* _Stored records_:
***
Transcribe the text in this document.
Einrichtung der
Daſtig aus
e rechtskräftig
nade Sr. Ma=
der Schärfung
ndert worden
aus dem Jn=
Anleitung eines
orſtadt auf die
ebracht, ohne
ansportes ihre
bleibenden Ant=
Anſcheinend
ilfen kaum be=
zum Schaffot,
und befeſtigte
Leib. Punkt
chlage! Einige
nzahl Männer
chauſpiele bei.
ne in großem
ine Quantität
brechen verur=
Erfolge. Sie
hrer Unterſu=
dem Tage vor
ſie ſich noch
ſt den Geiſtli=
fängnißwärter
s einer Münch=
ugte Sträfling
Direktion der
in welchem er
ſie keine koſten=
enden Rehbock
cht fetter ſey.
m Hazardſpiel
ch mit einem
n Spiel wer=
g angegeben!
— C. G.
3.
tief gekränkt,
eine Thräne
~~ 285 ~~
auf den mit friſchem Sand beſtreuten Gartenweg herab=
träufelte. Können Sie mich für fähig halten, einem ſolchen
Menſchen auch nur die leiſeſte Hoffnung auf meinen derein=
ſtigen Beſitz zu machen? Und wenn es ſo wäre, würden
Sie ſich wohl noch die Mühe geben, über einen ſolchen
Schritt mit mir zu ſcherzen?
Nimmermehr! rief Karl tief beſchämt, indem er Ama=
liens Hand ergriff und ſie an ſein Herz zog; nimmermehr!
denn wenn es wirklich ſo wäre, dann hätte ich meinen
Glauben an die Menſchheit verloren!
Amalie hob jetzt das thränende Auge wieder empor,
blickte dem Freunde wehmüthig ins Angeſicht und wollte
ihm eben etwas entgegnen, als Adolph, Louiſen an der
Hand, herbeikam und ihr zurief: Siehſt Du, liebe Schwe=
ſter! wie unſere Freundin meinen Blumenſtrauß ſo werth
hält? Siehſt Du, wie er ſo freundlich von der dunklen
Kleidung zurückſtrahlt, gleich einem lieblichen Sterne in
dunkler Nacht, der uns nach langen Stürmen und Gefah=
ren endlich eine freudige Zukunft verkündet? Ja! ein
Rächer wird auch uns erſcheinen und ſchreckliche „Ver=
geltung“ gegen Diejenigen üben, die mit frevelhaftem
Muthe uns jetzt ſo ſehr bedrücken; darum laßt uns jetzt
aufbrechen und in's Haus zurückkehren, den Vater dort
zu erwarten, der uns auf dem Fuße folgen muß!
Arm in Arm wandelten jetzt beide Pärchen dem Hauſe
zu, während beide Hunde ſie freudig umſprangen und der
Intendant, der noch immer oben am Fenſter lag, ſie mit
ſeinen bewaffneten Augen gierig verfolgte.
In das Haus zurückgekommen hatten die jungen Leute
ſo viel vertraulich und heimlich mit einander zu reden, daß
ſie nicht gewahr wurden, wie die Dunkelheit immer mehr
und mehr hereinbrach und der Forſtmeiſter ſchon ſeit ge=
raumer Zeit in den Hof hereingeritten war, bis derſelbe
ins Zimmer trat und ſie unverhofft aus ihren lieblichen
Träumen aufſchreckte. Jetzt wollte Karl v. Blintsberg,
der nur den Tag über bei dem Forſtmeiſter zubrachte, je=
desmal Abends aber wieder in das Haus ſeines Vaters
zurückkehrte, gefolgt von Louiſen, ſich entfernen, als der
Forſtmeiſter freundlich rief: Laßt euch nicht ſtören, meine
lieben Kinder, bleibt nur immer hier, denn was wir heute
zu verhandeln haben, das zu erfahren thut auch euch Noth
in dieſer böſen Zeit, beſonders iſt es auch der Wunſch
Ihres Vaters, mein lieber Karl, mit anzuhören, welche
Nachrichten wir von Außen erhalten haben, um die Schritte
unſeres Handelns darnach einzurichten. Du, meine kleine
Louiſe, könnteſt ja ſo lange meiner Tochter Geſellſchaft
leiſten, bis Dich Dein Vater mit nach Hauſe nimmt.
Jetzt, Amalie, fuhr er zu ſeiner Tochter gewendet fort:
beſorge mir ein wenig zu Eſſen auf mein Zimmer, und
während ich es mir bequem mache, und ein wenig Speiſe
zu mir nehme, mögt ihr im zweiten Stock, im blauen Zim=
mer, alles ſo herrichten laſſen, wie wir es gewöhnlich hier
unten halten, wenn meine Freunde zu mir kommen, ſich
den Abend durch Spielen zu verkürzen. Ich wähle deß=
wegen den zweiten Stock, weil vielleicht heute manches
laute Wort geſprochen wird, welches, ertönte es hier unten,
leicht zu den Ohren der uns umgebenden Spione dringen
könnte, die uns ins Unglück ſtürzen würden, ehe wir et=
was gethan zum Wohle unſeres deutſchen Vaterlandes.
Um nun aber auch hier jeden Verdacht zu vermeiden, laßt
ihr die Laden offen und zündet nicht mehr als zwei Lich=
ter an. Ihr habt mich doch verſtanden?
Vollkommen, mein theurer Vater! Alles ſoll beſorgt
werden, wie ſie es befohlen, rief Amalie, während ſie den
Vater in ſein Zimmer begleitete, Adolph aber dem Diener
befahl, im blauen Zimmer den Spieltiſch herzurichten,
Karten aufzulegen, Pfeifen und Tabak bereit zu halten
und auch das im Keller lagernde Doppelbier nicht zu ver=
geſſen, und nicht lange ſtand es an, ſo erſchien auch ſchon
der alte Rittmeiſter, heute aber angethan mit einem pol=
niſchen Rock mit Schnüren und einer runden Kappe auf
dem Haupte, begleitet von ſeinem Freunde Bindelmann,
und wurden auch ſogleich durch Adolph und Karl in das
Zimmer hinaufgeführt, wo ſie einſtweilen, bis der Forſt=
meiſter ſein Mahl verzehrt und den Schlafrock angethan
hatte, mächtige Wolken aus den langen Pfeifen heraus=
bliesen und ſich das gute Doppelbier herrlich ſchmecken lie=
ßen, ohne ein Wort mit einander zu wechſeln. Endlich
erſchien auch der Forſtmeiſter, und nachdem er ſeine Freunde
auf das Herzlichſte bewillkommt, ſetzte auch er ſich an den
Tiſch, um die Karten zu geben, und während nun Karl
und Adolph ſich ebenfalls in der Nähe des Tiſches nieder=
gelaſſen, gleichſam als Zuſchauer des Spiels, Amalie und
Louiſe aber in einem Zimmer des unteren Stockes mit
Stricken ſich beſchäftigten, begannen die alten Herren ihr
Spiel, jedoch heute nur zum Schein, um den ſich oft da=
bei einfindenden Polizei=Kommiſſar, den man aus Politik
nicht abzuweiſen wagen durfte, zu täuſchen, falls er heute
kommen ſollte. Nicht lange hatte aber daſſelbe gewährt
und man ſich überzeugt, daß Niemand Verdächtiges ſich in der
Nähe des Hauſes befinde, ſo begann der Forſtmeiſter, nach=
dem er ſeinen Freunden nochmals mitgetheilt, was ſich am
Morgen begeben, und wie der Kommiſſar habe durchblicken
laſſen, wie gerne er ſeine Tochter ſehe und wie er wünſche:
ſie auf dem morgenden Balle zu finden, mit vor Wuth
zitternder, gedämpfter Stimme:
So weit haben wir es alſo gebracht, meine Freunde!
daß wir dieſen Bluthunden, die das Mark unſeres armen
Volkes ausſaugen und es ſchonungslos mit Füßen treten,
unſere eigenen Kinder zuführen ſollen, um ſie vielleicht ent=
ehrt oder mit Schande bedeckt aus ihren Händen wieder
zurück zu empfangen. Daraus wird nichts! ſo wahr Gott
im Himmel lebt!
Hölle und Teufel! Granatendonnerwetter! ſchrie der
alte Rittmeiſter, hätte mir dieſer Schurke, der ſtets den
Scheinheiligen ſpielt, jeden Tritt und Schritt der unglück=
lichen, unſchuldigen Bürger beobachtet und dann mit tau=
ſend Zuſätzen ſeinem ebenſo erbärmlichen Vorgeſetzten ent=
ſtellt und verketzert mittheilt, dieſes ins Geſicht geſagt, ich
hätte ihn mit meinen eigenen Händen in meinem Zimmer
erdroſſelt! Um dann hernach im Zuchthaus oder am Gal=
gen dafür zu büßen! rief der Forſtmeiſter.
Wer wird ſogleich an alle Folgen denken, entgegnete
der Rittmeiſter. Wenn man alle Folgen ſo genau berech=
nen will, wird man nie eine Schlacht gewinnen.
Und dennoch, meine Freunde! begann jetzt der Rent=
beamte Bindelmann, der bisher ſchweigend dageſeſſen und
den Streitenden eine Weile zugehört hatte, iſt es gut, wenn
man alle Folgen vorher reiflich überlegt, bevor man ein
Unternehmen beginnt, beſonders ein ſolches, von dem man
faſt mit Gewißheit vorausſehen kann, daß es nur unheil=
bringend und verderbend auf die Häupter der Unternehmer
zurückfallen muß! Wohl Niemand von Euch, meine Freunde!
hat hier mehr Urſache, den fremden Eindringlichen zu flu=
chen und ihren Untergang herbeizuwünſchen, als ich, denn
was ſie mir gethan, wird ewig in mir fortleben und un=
***
* _What you are asked to do_: Identify each line holding the string "Kommiſſar", and copy it out.

* _Result_:
bei einfindenden Polizei=Kommiſſar, den man aus Politik
Morgen begeben, und wie der Kommiſſar habe durchblicken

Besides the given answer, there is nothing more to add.